START
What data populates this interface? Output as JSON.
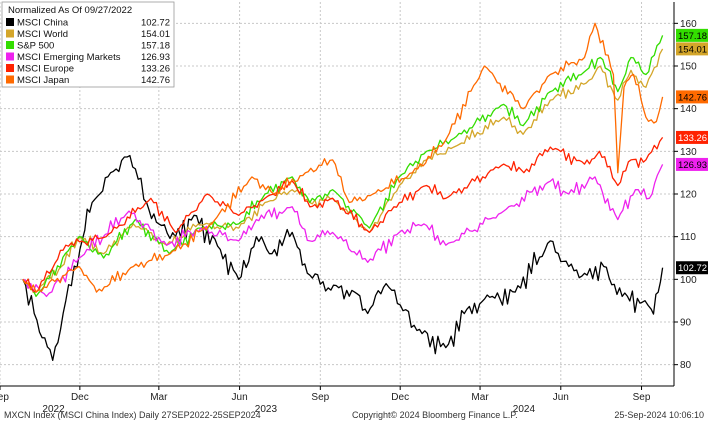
{
  "chart_data": {
    "type": "line",
    "title": "Normalized As Of 09/27/2022",
    "ylim": [
      75,
      165
    ],
    "y_ticks": [
      80,
      90,
      100,
      110,
      120,
      130,
      140,
      150,
      160
    ],
    "x_range": [
      "2022-09-01",
      "2024-10-08"
    ],
    "x_ticks": [
      {
        "date": "2022-09-01",
        "label": "Sep"
      },
      {
        "date": "2022-12-01",
        "label": "Dec"
      },
      {
        "date": "2023-03-01",
        "label": "Mar"
      },
      {
        "date": "2023-06-01",
        "label": "Jun"
      },
      {
        "date": "2023-09-01",
        "label": "Sep"
      },
      {
        "date": "2023-12-01",
        "label": "Dec"
      },
      {
        "date": "2024-03-01",
        "label": "Mar"
      },
      {
        "date": "2024-06-01",
        "label": "Jun"
      },
      {
        "date": "2024-09-01",
        "label": "Sep"
      }
    ],
    "year_labels": [
      {
        "label": "2022",
        "date": "2022-11-01"
      },
      {
        "label": "2023",
        "date": "2023-07-01"
      },
      {
        "label": "2024",
        "date": "2024-04-20"
      }
    ],
    "grid": true,
    "legend_position": "top-left",
    "series": [
      {
        "name": "MSCI China",
        "last_value": "102.72",
        "color": "#000000",
        "points": [
          [
            "2022-09-27",
            100
          ],
          [
            "2022-10-10",
            92
          ],
          [
            "2022-10-31",
            81
          ],
          [
            "2022-11-15",
            95
          ],
          [
            "2022-12-01",
            107
          ],
          [
            "2022-12-15",
            118
          ],
          [
            "2023-01-05",
            125
          ],
          [
            "2023-01-27",
            129
          ],
          [
            "2023-02-15",
            118
          ],
          [
            "2023-03-01",
            113
          ],
          [
            "2023-03-20",
            110
          ],
          [
            "2023-04-10",
            115
          ],
          [
            "2023-05-10",
            107
          ],
          [
            "2023-05-31",
            100
          ],
          [
            "2023-06-20",
            110
          ],
          [
            "2023-07-05",
            106
          ],
          [
            "2023-07-31",
            111
          ],
          [
            "2023-08-20",
            101
          ],
          [
            "2023-09-10",
            98
          ],
          [
            "2023-10-10",
            97
          ],
          [
            "2023-10-25",
            92
          ],
          [
            "2023-11-15",
            99
          ],
          [
            "2023-12-01",
            94
          ],
          [
            "2023-12-20",
            88
          ],
          [
            "2024-01-22",
            84
          ],
          [
            "2024-02-15",
            93
          ],
          [
            "2024-03-15",
            96
          ],
          [
            "2024-04-10",
            97
          ],
          [
            "2024-05-20",
            109
          ],
          [
            "2024-06-10",
            103
          ],
          [
            "2024-07-01",
            101
          ],
          [
            "2024-07-20",
            103
          ],
          [
            "2024-08-10",
            96
          ],
          [
            "2024-09-05",
            95
          ],
          [
            "2024-09-12",
            93
          ],
          [
            "2024-09-20",
            97
          ],
          [
            "2024-09-25",
            102.72
          ]
        ]
      },
      {
        "name": "MSCI World",
        "last_value": "154.01",
        "color": "#d4a62a",
        "points": [
          [
            "2022-09-27",
            100
          ],
          [
            "2022-10-12",
            97
          ],
          [
            "2022-11-10",
            103
          ],
          [
            "2022-12-01",
            110
          ],
          [
            "2022-12-28",
            106
          ],
          [
            "2023-01-31",
            113
          ],
          [
            "2023-03-10",
            108
          ],
          [
            "2023-04-15",
            113
          ],
          [
            "2023-05-31",
            112
          ],
          [
            "2023-06-30",
            118
          ],
          [
            "2023-07-31",
            121
          ],
          [
            "2023-08-20",
            118
          ],
          [
            "2023-09-15",
            119
          ],
          [
            "2023-10-27",
            111
          ],
          [
            "2023-11-30",
            122
          ],
          [
            "2023-12-31",
            128
          ],
          [
            "2024-01-31",
            131
          ],
          [
            "2024-03-28",
            138
          ],
          [
            "2024-04-19",
            134
          ],
          [
            "2024-05-20",
            142
          ],
          [
            "2024-06-30",
            146
          ],
          [
            "2024-07-16",
            150
          ],
          [
            "2024-08-05",
            142
          ],
          [
            "2024-08-20",
            149
          ],
          [
            "2024-09-06",
            145
          ],
          [
            "2024-09-25",
            154.01
          ]
        ]
      },
      {
        "name": "S&P 500",
        "last_value": "157.18",
        "color": "#33dd00",
        "points": [
          [
            "2022-09-27",
            100
          ],
          [
            "2022-10-12",
            96
          ],
          [
            "2022-11-30",
            110
          ],
          [
            "2022-12-28",
            105
          ],
          [
            "2023-02-02",
            114
          ],
          [
            "2023-03-13",
            106
          ],
          [
            "2023-04-15",
            112
          ],
          [
            "2023-05-31",
            113
          ],
          [
            "2023-06-30",
            120
          ],
          [
            "2023-07-31",
            124
          ],
          [
            "2023-08-20",
            118
          ],
          [
            "2023-09-15",
            121
          ],
          [
            "2023-10-27",
            112
          ],
          [
            "2023-11-30",
            124
          ],
          [
            "2023-12-31",
            130
          ],
          [
            "2024-01-31",
            133
          ],
          [
            "2024-03-28",
            141
          ],
          [
            "2024-04-19",
            136
          ],
          [
            "2024-05-20",
            144
          ],
          [
            "2024-06-30",
            149
          ],
          [
            "2024-07-16",
            152
          ],
          [
            "2024-08-05",
            144
          ],
          [
            "2024-08-20",
            152
          ],
          [
            "2024-09-06",
            148
          ],
          [
            "2024-09-25",
            157.18
          ]
        ]
      },
      {
        "name": "MSCI Emerging Markets",
        "last_value": "126.93",
        "color": "#ee22ee",
        "points": [
          [
            "2022-09-27",
            100
          ],
          [
            "2022-10-24",
            96
          ],
          [
            "2022-11-30",
            105
          ],
          [
            "2023-01-26",
            116
          ],
          [
            "2023-03-10",
            108
          ],
          [
            "2023-04-18",
            112
          ],
          [
            "2023-05-31",
            109
          ],
          [
            "2023-06-20",
            114
          ],
          [
            "2023-07-31",
            117
          ],
          [
            "2023-08-20",
            109
          ],
          [
            "2023-09-15",
            111
          ],
          [
            "2023-10-25",
            104
          ],
          [
            "2023-11-30",
            111
          ],
          [
            "2023-12-28",
            113
          ],
          [
            "2024-01-22",
            108
          ],
          [
            "2024-03-28",
            116
          ],
          [
            "2024-05-20",
            123
          ],
          [
            "2024-06-10",
            120
          ],
          [
            "2024-07-10",
            124
          ],
          [
            "2024-08-05",
            114
          ],
          [
            "2024-08-25",
            121
          ],
          [
            "2024-09-10",
            119
          ],
          [
            "2024-09-25",
            126.93
          ]
        ]
      },
      {
        "name": "MSCI Europe",
        "last_value": "133.26",
        "color": "#ff2200",
        "points": [
          [
            "2022-09-27",
            100
          ],
          [
            "2022-10-12",
            97
          ],
          [
            "2022-11-15",
            108
          ],
          [
            "2022-12-31",
            110
          ],
          [
            "2023-02-20",
            119
          ],
          [
            "2023-03-20",
            111
          ],
          [
            "2023-04-25",
            120
          ],
          [
            "2023-05-31",
            115
          ],
          [
            "2023-06-30",
            119
          ],
          [
            "2023-07-31",
            123
          ],
          [
            "2023-08-20",
            117
          ],
          [
            "2023-09-15",
            119
          ],
          [
            "2023-10-27",
            111
          ],
          [
            "2023-11-30",
            118
          ],
          [
            "2023-12-31",
            122
          ],
          [
            "2024-01-22",
            119
          ],
          [
            "2024-03-28",
            127
          ],
          [
            "2024-04-20",
            125
          ],
          [
            "2024-05-20",
            131
          ],
          [
            "2024-06-28",
            127
          ],
          [
            "2024-07-15",
            130
          ],
          [
            "2024-08-05",
            122
          ],
          [
            "2024-08-20",
            128
          ],
          [
            "2024-09-06",
            128
          ],
          [
            "2024-09-25",
            133.26
          ]
        ]
      },
      {
        "name": "MSCI Japan",
        "last_value": "142.76",
        "color": "#ff6a00",
        "points": [
          [
            "2022-09-27",
            100
          ],
          [
            "2022-10-12",
            97
          ],
          [
            "2022-11-30",
            103
          ],
          [
            "2022-12-20",
            97
          ],
          [
            "2023-01-31",
            103
          ],
          [
            "2023-03-14",
            106
          ],
          [
            "2023-04-30",
            113
          ],
          [
            "2023-06-15",
            124
          ],
          [
            "2023-07-10",
            120
          ],
          [
            "2023-08-15",
            125
          ],
          [
            "2023-09-15",
            128
          ],
          [
            "2023-10-04",
            118
          ],
          [
            "2023-10-31",
            120
          ],
          [
            "2023-12-15",
            125
          ],
          [
            "2024-01-20",
            132
          ],
          [
            "2024-03-06",
            150
          ],
          [
            "2024-04-19",
            140
          ],
          [
            "2024-05-20",
            148
          ],
          [
            "2024-06-28",
            152
          ],
          [
            "2024-07-10",
            160
          ],
          [
            "2024-07-31",
            148
          ],
          [
            "2024-08-05",
            125
          ],
          [
            "2024-08-12",
            145
          ],
          [
            "2024-08-23",
            148
          ],
          [
            "2024-09-06",
            138
          ],
          [
            "2024-09-18",
            137
          ],
          [
            "2024-09-25",
            142.76
          ]
        ]
      }
    ]
  },
  "footer": {
    "left": "MXCN Index (MSCI China Index)  Daily 27SEP2022-25SEP2024",
    "center": "Copyright© 2024 Bloomberg Finance L.P.",
    "right": "25-Sep-2024 10:06:10"
  }
}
END
● **Work to be completed**: Using the listing, copy every line where the word "left" shows up.

● **Completed exercise**:
    "legend_position": "top-left",
    "left": "MXCN Index (MSCI China Index)  Daily 27SEP2022-25SEP2024",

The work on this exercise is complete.